------ Supplied data
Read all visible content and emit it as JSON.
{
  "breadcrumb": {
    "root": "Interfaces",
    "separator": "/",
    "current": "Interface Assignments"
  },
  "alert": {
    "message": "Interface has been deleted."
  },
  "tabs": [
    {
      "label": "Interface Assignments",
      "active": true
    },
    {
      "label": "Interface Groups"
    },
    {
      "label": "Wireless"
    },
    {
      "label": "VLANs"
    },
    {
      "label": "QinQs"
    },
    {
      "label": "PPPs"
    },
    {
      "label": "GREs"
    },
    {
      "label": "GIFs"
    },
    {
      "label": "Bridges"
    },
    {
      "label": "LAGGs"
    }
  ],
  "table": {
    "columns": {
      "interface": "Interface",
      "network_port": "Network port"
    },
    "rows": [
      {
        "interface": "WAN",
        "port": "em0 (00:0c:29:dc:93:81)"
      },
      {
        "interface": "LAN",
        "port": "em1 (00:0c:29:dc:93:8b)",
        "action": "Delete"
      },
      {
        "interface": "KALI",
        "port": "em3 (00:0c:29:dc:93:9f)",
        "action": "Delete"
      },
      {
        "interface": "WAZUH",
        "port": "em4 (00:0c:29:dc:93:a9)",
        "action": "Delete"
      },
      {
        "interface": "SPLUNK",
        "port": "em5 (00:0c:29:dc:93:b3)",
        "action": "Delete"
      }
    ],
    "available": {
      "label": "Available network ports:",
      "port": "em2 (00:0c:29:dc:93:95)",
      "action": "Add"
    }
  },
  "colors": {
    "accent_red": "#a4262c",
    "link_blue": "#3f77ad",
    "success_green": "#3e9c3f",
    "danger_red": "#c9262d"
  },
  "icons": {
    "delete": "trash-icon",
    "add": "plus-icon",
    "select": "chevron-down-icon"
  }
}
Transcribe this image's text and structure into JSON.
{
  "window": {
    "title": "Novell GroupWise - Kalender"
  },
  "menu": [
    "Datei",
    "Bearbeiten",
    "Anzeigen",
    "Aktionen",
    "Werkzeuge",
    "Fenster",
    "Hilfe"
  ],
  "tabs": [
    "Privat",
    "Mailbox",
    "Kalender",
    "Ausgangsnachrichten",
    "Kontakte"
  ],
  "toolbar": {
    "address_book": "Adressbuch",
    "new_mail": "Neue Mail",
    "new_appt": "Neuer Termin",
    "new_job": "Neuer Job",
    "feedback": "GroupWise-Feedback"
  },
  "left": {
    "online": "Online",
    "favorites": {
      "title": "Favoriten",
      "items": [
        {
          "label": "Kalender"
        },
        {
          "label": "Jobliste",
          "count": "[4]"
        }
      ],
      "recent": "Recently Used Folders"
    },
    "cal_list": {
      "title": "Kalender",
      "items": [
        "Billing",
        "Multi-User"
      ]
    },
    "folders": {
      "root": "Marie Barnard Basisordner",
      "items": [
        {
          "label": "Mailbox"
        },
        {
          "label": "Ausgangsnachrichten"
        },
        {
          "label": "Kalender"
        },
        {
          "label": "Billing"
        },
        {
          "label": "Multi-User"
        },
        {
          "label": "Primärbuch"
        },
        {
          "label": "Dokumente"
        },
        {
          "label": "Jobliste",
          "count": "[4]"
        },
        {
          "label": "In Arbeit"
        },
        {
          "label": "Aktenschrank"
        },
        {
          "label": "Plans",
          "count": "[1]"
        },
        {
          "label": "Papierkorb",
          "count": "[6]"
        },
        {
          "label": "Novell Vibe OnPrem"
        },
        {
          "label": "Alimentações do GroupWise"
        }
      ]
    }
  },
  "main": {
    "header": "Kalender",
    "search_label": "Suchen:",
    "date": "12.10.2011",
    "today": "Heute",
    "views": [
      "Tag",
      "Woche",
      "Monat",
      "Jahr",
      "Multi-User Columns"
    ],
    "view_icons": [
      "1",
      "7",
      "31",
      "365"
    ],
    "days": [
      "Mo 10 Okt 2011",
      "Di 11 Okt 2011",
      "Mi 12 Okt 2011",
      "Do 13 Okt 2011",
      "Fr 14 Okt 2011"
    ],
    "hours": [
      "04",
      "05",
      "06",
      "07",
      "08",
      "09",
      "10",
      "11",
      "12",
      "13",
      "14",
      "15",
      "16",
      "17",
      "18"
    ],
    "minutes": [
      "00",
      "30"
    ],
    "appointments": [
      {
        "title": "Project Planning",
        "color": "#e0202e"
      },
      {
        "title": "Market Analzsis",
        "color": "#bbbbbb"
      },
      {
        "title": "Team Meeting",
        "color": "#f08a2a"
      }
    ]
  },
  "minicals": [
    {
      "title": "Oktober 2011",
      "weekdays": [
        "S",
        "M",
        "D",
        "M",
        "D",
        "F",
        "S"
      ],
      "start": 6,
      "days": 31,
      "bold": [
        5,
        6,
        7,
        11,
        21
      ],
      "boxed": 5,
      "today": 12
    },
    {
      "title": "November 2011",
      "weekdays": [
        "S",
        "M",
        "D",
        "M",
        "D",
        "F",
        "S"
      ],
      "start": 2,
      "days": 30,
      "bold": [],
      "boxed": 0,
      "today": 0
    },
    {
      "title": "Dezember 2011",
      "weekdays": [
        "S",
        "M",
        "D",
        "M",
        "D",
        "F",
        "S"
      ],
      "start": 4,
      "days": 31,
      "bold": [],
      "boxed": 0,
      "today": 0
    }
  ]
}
------------
> _Task details_
Using the listing above, say how many of its lines contain the string "Ausgangsnachrichten", giving nothing but the figure.

> _Answer to the exercise_
2